◆ **WORK TO COMPLETE**:
Each entry below is to be given again word for word, with no pictures.

══ DATA SUPPLIED ══

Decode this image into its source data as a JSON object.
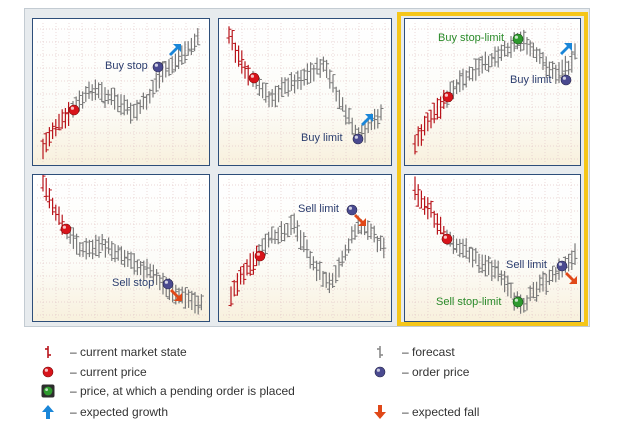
{
  "panels": [
    {
      "id": "buy-stop",
      "labels": [
        {
          "text": "Buy stop",
          "kind": "order"
        }
      ],
      "arrow": "up"
    },
    {
      "id": "buy-limit",
      "labels": [
        {
          "text": "Buy limit",
          "kind": "order"
        }
      ],
      "arrow": "up"
    },
    {
      "id": "buy-stop-limit",
      "labels": [
        {
          "text": "Buy stop-limit",
          "kind": "pending"
        },
        {
          "text": "Buy limit",
          "kind": "order"
        }
      ],
      "arrow": "up"
    },
    {
      "id": "sell-stop",
      "labels": [
        {
          "text": "Sell stop",
          "kind": "order"
        }
      ],
      "arrow": "down"
    },
    {
      "id": "sell-limit",
      "labels": [
        {
          "text": "Sell limit",
          "kind": "order"
        }
      ],
      "arrow": "down"
    },
    {
      "id": "sell-stop-limit",
      "labels": [
        {
          "text": "Sell limit",
          "kind": "order"
        },
        {
          "text": "Sell stop-limit",
          "kind": "pending"
        }
      ],
      "arrow": "down"
    }
  ],
  "legend": {
    "current_market_state": "– current market state",
    "current_price": "– current price",
    "pending_price": "– price, at which a pending order is placed",
    "expected_growth": "– expected growth",
    "forecast": "– forecast",
    "order_price": "– order price",
    "expected_fall": "– expected fall"
  },
  "colors": {
    "market": "#b8141b",
    "forecast": "#7a7a7a",
    "current_price": "#d8141b",
    "order_price": "#4a4a90",
    "pending_price": "#2e9a2e",
    "arrow_up": "#1a86d8",
    "arrow_down": "#e04818",
    "highlight": "#f5c61a"
  }
}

═══

◆ **EXPECTED ANSWER**:
Decode this image into its source data as a JSON object.
{
  "panels": [
    {
      "id": "buy-stop",
      "labels": [
        {
          "text": "Buy stop",
          "kind": "order"
        }
      ],
      "arrow": "up"
    },
    {
      "id": "buy-limit",
      "labels": [
        {
          "text": "Buy limit",
          "kind": "order"
        }
      ],
      "arrow": "up"
    },
    {
      "id": "buy-stop-limit",
      "labels": [
        {
          "text": "Buy stop-limit",
          "kind": "pending"
        },
        {
          "text": "Buy limit",
          "kind": "order"
        }
      ],
      "arrow": "up"
    },
    {
      "id": "sell-stop",
      "labels": [
        {
          "text": "Sell stop",
          "kind": "order"
        }
      ],
      "arrow": "down"
    },
    {
      "id": "sell-limit",
      "labels": [
        {
          "text": "Sell limit",
          "kind": "order"
        }
      ],
      "arrow": "down"
    },
    {
      "id": "sell-stop-limit",
      "labels": [
        {
          "text": "Sell limit",
          "kind": "order"
        },
        {
          "text": "Sell stop-limit",
          "kind": "pending"
        }
      ],
      "arrow": "down"
    }
  ],
  "legend": {
    "current_market_state": "– current market state",
    "current_price": "– current price",
    "pending_price": "– price, at which a pending order is placed",
    "expected_growth": "– expected growth",
    "forecast": "– forecast",
    "order_price": "– order price",
    "expected_fall": "– expected fall"
  },
  "colors": {
    "market": "#b8141b",
    "forecast": "#7a7a7a",
    "current_price": "#d8141b",
    "order_price": "#4a4a90",
    "pending_price": "#2e9a2e",
    "arrow_up": "#1a86d8",
    "arrow_down": "#e04818",
    "highlight": "#f5c61a"
  }
}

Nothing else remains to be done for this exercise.